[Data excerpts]
•••••
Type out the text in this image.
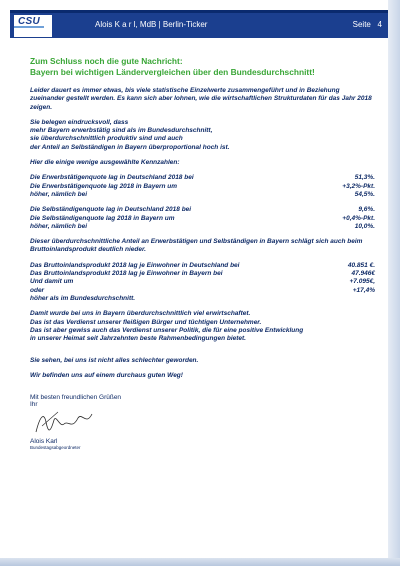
CSU	Alois K a r l, MdB | Berlin-Ticker	Seite 4
Zum Schluss noch die gute Nachricht:
Bayern bei wichtigen Ländervergleichen über den Bundesdurchschnitt!
Leider dauert es immer etwas, bis viele statistische Einzelwerte zusammengeführt und in Beziehung zueinander gestellt werden. Es kann sich aber lohnen, wie die wirtschaftlichen Strukturdaten für das Jahr 2018 zeigen.
Sie belegen eindrucksvoll, dass
mehr Bayern erwerbstätig sind als im Bundesdurchschnitt,
sie überdurchschnittlich produktiv sind und auch
der Anteil an Selbständigen in Bayern überproportional hoch ist.
Hier die einige wenige ausgewählte Kennzahlen:
Die Erwerbstätigenquote lag in Deutschland 2018 bei	51,3%.
Die Erwerbstätigenquote lag 2018 in Bayern um	+3,2%-Pkt.
höher, nämlich bei	54,5%.
Die Selbständigenquote lag in Deutschland 2018 bei	9,6%.
Die Selbständigenquote lag 2018 in Bayern um	+0,4%-Pkt.
höher, nämlich bei	10,0%.
Dieser überdurchschnittliche Anteil an Erwerbstätigen und Selbständigen in Bayern schlägt sich auch beim Bruttoinlandsprodukt deutlich nieder.
Das Bruttoinlandsprodukt 2018 lag je Einwohner in Deutschland bei	40.851 €.
Das Bruttoinlandsprodukt 2018 lag je Einwohner in Bayern bei	47.946€
Und damit um	+7.095€,
oder	+17,4%
höher als im Bundesdurchschnitt.
Damit wurde bei uns in Bayern überdurchschnittlich viel erwirtschaftet.
Das ist das Verdienst unserer fleißigen Bürger und tüchtigen Unternehmer.
Das ist aber gewiss auch das Verdienst unserer Politik, die für eine positive Entwicklung
in unserer Heimat seit Jahrzehnten beste Rahmenbedingungen bietet.
Sie sehen, bei uns ist nicht alles schlechter geworden.
Wir befinden uns auf einem durchaus guten Weg!
Mit besten freundlichen Grüßen
Ihr
Alois Karl
Bundestagsabgeordneter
•••••
**Set task**
Extract the entries in full, exactly as they are, minus the pictures.

**Output of the exercise**
Type out the text in this image.
CSU	Alois K a r l, MdB | Berlin-Ticker	Seite 4
Zum Schluss noch die gute Nachricht:
Bayern bei wichtigen Ländervergleichen über den Bundesdurchschnitt!
Leider dauert es immer etwas, bis viele statistische Einzelwerte zusammengeführt und in Beziehung zueinander gestellt werden. Es kann sich aber lohnen, wie die wirtschaftlichen Strukturdaten für das Jahr 2018 zeigen.
Sie belegen eindrucksvoll, dass
mehr Bayern erwerbstätig sind als im Bundesdurchschnitt,
sie überdurchschnittlich produktiv sind und auch
der Anteil an Selbständigen in Bayern überproportional hoch ist.
Hier die einige wenige ausgewählte Kennzahlen:
Die Erwerbstätigenquote lag in Deutschland 2018 bei	51,3%.
Die Erwerbstätigenquote lag 2018 in Bayern um	+3,2%-Pkt.
höher, nämlich bei	54,5%.
Die Selbständigenquote lag in Deutschland 2018 bei	9,6%.
Die Selbständigenquote lag 2018 in Bayern um	+0,4%-Pkt.
höher, nämlich bei	10,0%.
Dieser überdurchschnittliche Anteil an Erwerbstätigen und Selbständigen in Bayern schlägt sich auch beim Bruttoinlandsprodukt deutlich nieder.
Das Bruttoinlandsprodukt 2018 lag je Einwohner in Deutschland bei	40.851 €.
Das Bruttoinlandsprodukt 2018 lag je Einwohner in Bayern bei	47.946€
Und damit um	+7.095€,
oder	+17,4%
höher als im Bundesdurchschnitt.
Damit wurde bei uns in Bayern überdurchschnittlich viel erwirtschaftet.
Das ist das Verdienst unserer fleißigen Bürger und tüchtigen Unternehmer.
Das ist aber gewiss auch das Verdienst unserer Politik, die für eine positive Entwicklung
in unserer Heimat seit Jahrzehnten beste Rahmenbedingungen bietet.
Sie sehen, bei uns ist nicht alles schlechter geworden.
Wir befinden uns auf einem durchaus guten Weg!
Mit besten freundlichen Grüßen
Ihr
Alois Karl
Bundestagsabgeordneter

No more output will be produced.